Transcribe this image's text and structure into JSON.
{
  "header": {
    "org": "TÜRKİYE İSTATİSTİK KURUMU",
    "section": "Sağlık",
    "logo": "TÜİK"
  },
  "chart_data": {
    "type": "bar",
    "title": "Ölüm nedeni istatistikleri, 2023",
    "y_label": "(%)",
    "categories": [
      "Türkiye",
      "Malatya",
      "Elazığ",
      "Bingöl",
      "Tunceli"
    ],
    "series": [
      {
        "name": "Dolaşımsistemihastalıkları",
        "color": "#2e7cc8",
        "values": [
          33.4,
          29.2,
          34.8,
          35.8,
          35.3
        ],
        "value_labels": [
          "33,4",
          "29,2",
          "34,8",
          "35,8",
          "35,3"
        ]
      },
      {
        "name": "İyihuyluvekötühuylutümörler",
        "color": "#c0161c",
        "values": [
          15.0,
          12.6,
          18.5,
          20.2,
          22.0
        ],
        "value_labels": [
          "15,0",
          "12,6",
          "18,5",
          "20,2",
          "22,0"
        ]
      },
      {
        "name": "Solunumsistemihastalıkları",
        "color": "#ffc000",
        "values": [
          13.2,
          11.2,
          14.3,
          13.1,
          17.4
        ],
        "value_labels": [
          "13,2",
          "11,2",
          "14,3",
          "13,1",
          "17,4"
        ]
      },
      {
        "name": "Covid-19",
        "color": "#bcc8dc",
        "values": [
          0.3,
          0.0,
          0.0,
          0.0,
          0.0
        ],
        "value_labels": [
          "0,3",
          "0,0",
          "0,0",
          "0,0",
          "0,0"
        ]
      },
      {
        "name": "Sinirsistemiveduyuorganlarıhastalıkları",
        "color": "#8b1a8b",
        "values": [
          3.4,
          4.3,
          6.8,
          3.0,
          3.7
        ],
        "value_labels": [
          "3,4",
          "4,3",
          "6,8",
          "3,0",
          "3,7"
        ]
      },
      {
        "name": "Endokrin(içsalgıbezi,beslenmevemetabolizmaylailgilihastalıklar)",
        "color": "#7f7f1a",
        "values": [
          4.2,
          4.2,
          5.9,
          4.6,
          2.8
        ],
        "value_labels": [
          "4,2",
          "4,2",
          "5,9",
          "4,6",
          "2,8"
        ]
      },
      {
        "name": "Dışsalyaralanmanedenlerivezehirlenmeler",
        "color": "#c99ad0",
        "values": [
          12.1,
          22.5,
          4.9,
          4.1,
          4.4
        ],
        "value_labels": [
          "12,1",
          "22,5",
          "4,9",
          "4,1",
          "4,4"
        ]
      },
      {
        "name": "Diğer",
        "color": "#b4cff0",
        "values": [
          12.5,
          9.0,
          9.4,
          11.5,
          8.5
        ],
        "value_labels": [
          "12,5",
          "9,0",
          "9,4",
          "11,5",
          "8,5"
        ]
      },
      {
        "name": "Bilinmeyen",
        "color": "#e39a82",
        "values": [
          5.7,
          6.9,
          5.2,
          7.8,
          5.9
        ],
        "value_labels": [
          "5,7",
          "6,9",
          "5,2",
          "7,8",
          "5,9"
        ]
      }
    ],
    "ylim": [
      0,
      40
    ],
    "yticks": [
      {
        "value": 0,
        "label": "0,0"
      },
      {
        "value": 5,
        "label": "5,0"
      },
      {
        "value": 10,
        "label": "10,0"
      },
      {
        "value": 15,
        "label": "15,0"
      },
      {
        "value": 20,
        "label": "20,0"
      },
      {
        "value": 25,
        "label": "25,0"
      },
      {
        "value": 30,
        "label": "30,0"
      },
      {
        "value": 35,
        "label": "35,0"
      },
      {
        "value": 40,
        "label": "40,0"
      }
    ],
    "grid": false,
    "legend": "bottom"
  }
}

______________________________

• _WHAT YOU ARE ASKED TO DO_: From the listing above, extract every line exactly as it stands.

• _WORKED ANSWER_:
Transcribe this image's text and structure into JSON.
{
  "header": {
    "org": "TÜRKİYE İSTATİSTİK KURUMU",
    "section": "Sağlık",
    "logo": "TÜİK"
  },
  "chart_data": {
    "type": "bar",
    "title": "Ölüm nedeni istatistikleri, 2023",
    "y_label": "(%)",
    "categories": [
      "Türkiye",
      "Malatya",
      "Elazığ",
      "Bingöl",
      "Tunceli"
    ],
    "series": [
      {
        "name": "Dolaşımsistemihastalıkları",
        "color": "#2e7cc8",
        "values": [
          33.4,
          29.2,
          34.8,
          35.8,
          35.3
        ],
        "value_labels": [
          "33,4",
          "29,2",
          "34,8",
          "35,8",
          "35,3"
        ]
      },
      {
        "name": "İyihuyluvekötühuylutümörler",
        "color": "#c0161c",
        "values": [
          15.0,
          12.6,
          18.5,
          20.2,
          22.0
        ],
        "value_labels": [
          "15,0",
          "12,6",
          "18,5",
          "20,2",
          "22,0"
        ]
      },
      {
        "name": "Solunumsistemihastalıkları",
        "color": "#ffc000",
        "values": [
          13.2,
          11.2,
          14.3,
          13.1,
          17.4
        ],
        "value_labels": [
          "13,2",
          "11,2",
          "14,3",
          "13,1",
          "17,4"
        ]
      },
      {
        "name": "Covid-19",
        "color": "#bcc8dc",
        "values": [
          0.3,
          0.0,
          0.0,
          0.0,
          0.0
        ],
        "value_labels": [
          "0,3",
          "0,0",
          "0,0",
          "0,0",
          "0,0"
        ]
      },
      {
        "name": "Sinirsistemiveduyuorganlarıhastalıkları",
        "color": "#8b1a8b",
        "values": [
          3.4,
          4.3,
          6.8,
          3.0,
          3.7
        ],
        "value_labels": [
          "3,4",
          "4,3",
          "6,8",
          "3,0",
          "3,7"
        ]
      },
      {
        "name": "Endokrin(içsalgıbezi,beslenmevemetabolizmaylailgilihastalıklar)",
        "color": "#7f7f1a",
        "values": [
          4.2,
          4.2,
          5.9,
          4.6,
          2.8
        ],
        "value_labels": [
          "4,2",
          "4,2",
          "5,9",
          "4,6",
          "2,8"
        ]
      },
      {
        "name": "Dışsalyaralanmanedenlerivezehirlenmeler",
        "color": "#c99ad0",
        "values": [
          12.1,
          22.5,
          4.9,
          4.1,
          4.4
        ],
        "value_labels": [
          "12,1",
          "22,5",
          "4,9",
          "4,1",
          "4,4"
        ]
      },
      {
        "name": "Diğer",
        "color": "#b4cff0",
        "values": [
          12.5,
          9.0,
          9.4,
          11.5,
          8.5
        ],
        "value_labels": [
          "12,5",
          "9,0",
          "9,4",
          "11,5",
          "8,5"
        ]
      },
      {
        "name": "Bilinmeyen",
        "color": "#e39a82",
        "values": [
          5.7,
          6.9,
          5.2,
          7.8,
          5.9
        ],
        "value_labels": [
          "5,7",
          "6,9",
          "5,2",
          "7,8",
          "5,9"
        ]
      }
    ],
    "ylim": [
      0,
      40
    ],
    "yticks": [
      {
        "value": 0,
        "label": "0,0"
      },
      {
        "value": 5,
        "label": "5,0"
      },
      {
        "value": 10,
        "label": "10,0"
      },
      {
        "value": 15,
        "label": "15,0"
      },
      {
        "value": 20,
        "label": "20,0"
      },
      {
        "value": 25,
        "label": "25,0"
      },
      {
        "value": 30,
        "label": "30,0"
      },
      {
        "value": 35,
        "label": "35,0"
      },
      {
        "value": 40,
        "label": "40,0"
      }
    ],
    "grid": false,
    "legend": "bottom"
  }
}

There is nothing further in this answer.